For the data below, work out how many lines include the string "refresh" and report only the number.

--- Start Records provided ---

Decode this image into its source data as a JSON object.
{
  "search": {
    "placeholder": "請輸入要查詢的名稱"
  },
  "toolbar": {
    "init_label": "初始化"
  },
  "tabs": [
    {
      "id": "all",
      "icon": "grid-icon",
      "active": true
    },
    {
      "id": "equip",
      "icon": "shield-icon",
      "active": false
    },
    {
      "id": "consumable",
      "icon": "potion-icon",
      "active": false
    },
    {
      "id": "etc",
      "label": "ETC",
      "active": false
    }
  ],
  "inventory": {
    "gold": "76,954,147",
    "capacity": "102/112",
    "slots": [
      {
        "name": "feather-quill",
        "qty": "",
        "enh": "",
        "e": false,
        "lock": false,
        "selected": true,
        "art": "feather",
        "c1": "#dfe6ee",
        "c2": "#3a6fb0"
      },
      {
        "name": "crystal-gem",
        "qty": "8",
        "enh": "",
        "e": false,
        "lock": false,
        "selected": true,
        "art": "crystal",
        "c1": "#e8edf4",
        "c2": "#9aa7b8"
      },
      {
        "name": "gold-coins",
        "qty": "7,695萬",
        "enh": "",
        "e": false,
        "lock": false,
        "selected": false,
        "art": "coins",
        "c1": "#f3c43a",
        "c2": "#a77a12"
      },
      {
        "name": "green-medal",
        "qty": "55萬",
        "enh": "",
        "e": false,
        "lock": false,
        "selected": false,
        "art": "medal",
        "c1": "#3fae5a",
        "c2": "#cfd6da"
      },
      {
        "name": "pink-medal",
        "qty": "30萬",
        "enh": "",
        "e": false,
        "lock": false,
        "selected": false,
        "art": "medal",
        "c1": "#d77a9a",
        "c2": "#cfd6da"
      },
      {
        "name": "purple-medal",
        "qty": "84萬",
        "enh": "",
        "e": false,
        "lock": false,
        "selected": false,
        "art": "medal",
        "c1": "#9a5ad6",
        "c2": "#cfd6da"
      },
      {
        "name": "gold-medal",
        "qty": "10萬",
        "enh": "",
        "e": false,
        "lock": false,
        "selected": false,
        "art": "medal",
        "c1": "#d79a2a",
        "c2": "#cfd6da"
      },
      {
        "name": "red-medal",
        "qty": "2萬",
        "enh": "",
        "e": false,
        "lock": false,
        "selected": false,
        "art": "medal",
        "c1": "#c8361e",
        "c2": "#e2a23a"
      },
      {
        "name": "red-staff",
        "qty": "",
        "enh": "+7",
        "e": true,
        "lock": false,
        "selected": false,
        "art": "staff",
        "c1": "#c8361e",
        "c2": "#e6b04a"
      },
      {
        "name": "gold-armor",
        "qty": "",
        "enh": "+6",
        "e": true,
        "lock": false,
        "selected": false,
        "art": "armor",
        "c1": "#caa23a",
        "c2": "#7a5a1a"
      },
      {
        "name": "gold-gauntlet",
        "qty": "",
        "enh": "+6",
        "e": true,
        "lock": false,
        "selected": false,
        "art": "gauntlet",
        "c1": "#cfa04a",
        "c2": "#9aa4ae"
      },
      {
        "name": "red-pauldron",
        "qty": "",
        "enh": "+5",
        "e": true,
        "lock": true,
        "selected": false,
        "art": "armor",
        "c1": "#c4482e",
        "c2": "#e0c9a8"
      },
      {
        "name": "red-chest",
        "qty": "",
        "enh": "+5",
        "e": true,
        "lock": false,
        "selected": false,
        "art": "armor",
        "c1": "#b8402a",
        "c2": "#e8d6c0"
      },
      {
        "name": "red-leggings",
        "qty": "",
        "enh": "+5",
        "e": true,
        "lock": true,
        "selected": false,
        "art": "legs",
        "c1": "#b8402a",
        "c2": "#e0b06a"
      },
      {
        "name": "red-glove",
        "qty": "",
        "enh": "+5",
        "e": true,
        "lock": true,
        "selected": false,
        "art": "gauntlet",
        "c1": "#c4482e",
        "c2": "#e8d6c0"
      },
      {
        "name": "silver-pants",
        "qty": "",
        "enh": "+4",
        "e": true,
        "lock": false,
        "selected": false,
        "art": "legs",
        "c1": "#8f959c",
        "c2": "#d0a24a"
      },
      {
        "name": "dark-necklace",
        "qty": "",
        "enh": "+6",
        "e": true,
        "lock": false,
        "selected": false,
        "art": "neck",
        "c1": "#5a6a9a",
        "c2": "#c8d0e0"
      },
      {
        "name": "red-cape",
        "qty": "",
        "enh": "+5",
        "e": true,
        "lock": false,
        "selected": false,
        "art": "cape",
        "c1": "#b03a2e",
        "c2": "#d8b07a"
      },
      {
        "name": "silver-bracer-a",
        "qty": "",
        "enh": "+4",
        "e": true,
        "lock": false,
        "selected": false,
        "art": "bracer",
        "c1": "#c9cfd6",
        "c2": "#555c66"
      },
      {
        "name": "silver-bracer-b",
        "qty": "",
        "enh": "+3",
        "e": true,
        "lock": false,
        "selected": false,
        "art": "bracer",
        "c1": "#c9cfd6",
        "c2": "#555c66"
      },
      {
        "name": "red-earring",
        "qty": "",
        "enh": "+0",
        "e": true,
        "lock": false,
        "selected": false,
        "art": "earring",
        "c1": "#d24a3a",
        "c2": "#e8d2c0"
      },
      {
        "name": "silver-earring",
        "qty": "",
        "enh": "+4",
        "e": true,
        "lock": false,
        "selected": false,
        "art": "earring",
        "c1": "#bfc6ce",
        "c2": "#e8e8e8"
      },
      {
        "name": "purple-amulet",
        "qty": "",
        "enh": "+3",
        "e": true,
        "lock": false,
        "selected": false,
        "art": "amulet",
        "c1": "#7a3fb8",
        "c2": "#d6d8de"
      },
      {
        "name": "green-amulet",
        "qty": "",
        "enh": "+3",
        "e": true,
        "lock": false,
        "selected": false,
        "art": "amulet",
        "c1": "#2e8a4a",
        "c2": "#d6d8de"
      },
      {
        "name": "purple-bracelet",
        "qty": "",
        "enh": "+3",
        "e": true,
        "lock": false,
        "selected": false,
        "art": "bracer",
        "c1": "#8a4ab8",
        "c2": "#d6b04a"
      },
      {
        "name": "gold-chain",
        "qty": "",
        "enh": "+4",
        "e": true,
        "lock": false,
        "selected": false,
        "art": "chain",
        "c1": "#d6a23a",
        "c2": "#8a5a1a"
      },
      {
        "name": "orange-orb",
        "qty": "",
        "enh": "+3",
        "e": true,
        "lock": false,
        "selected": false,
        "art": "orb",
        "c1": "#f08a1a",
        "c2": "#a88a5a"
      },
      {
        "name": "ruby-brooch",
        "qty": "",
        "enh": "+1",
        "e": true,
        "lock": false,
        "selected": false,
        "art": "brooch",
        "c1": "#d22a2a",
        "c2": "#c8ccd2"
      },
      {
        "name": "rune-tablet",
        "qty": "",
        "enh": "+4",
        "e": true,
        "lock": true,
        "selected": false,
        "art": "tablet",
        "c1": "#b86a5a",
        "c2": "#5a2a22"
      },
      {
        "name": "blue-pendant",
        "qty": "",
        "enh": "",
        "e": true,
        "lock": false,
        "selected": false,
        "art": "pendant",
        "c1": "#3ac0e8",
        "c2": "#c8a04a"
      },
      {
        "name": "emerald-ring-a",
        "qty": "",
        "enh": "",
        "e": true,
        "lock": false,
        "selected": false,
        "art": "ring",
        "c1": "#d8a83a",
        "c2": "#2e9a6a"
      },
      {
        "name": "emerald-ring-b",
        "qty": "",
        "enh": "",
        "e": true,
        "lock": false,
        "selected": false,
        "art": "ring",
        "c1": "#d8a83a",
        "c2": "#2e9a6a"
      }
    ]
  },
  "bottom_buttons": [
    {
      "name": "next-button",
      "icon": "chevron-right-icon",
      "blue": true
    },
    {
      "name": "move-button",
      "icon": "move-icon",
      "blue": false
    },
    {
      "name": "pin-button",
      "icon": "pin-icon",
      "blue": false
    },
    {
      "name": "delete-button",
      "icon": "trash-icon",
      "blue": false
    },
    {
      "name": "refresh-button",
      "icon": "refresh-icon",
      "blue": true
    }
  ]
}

--- End Records provided ---

• [Full solution]
2